#### Stated goal
Check each line of the data for "well" and select those that have it.

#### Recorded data
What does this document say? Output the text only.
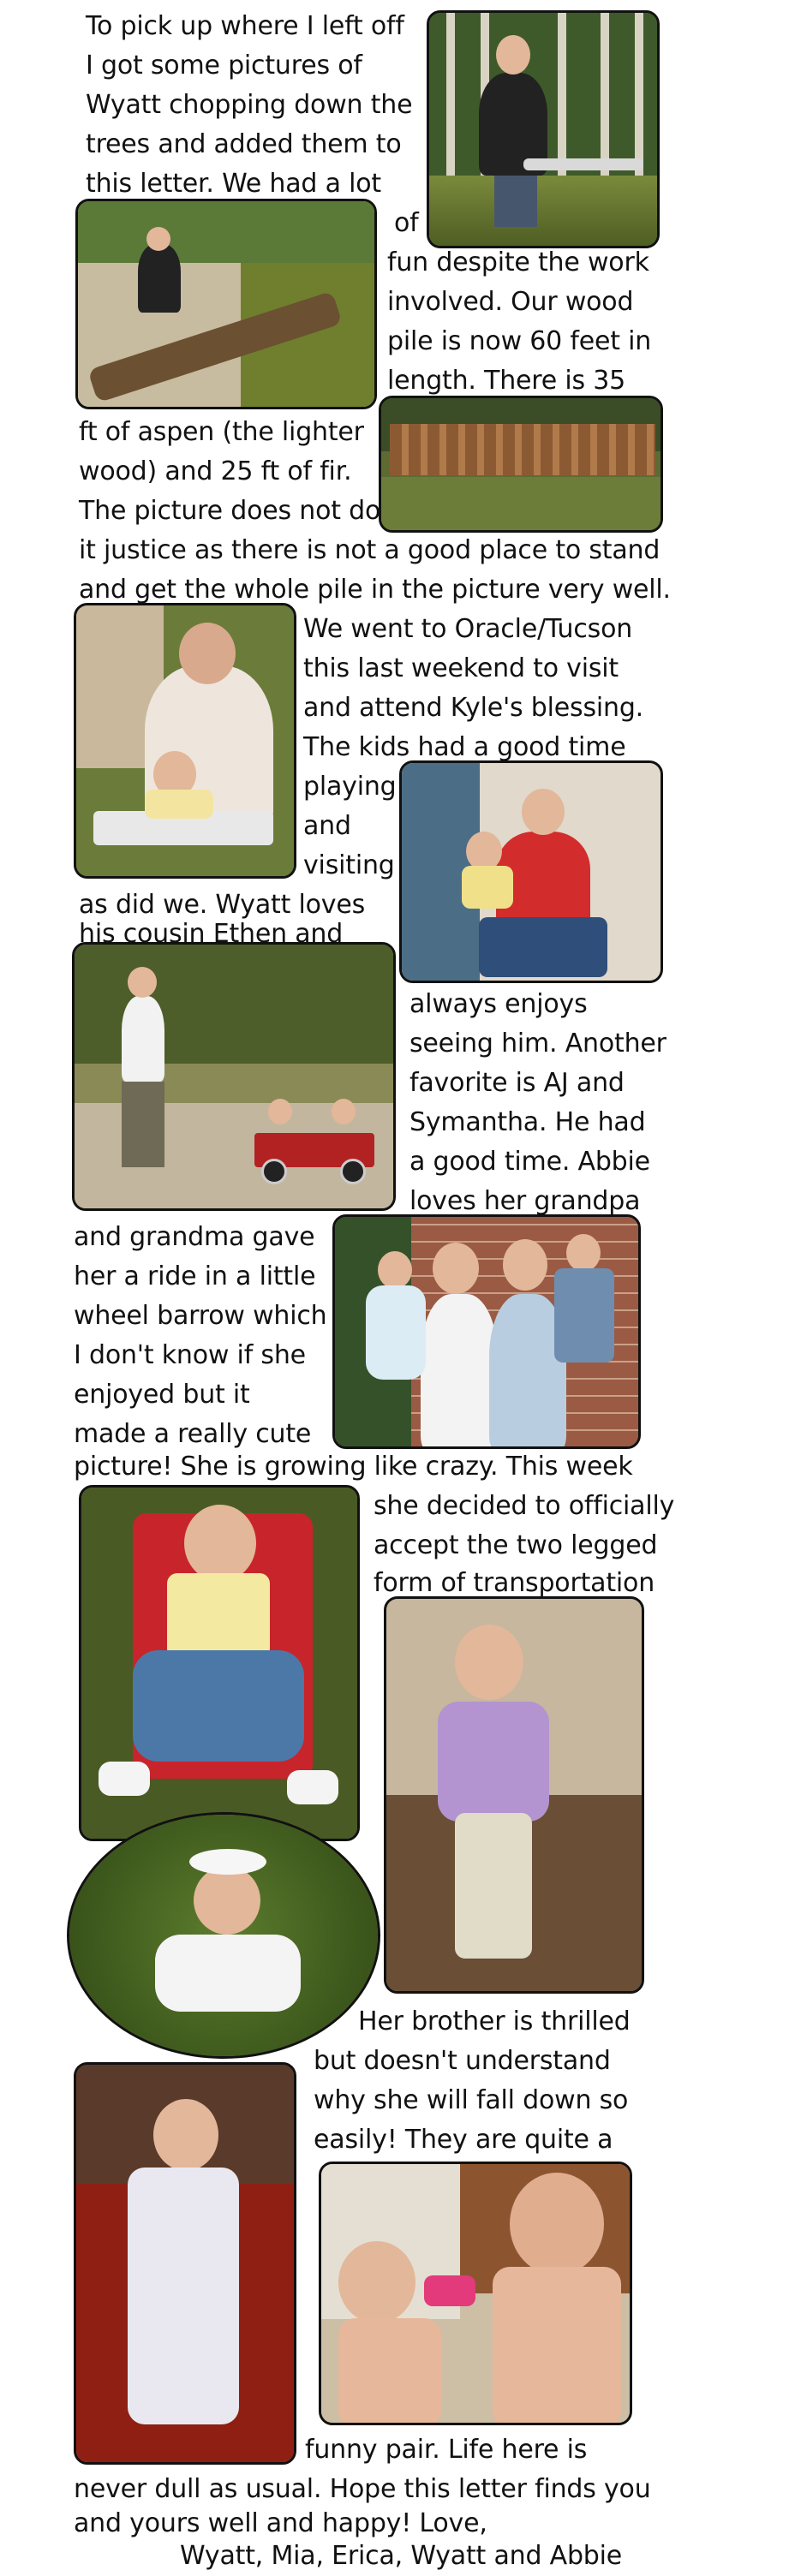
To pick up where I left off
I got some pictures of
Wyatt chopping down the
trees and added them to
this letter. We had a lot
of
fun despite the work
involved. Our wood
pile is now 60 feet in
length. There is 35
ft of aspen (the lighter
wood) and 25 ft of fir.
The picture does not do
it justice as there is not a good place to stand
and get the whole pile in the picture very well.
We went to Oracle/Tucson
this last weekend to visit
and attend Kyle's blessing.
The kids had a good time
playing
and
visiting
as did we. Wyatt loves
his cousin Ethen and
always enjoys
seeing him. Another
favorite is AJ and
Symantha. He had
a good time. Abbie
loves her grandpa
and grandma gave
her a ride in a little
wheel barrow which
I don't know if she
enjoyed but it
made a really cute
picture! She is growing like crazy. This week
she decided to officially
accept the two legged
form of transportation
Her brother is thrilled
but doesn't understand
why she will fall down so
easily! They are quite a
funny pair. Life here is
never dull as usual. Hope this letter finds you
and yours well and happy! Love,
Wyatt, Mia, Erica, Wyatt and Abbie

...

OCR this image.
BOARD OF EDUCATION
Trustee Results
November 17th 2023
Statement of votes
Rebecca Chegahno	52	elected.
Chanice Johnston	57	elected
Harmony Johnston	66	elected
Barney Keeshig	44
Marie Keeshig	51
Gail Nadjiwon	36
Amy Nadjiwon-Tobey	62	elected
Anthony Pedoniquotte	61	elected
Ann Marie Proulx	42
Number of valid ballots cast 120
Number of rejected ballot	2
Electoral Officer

#### Response to the exercise
and get the whole pile in the picture very well.
and yours well and happy! Love,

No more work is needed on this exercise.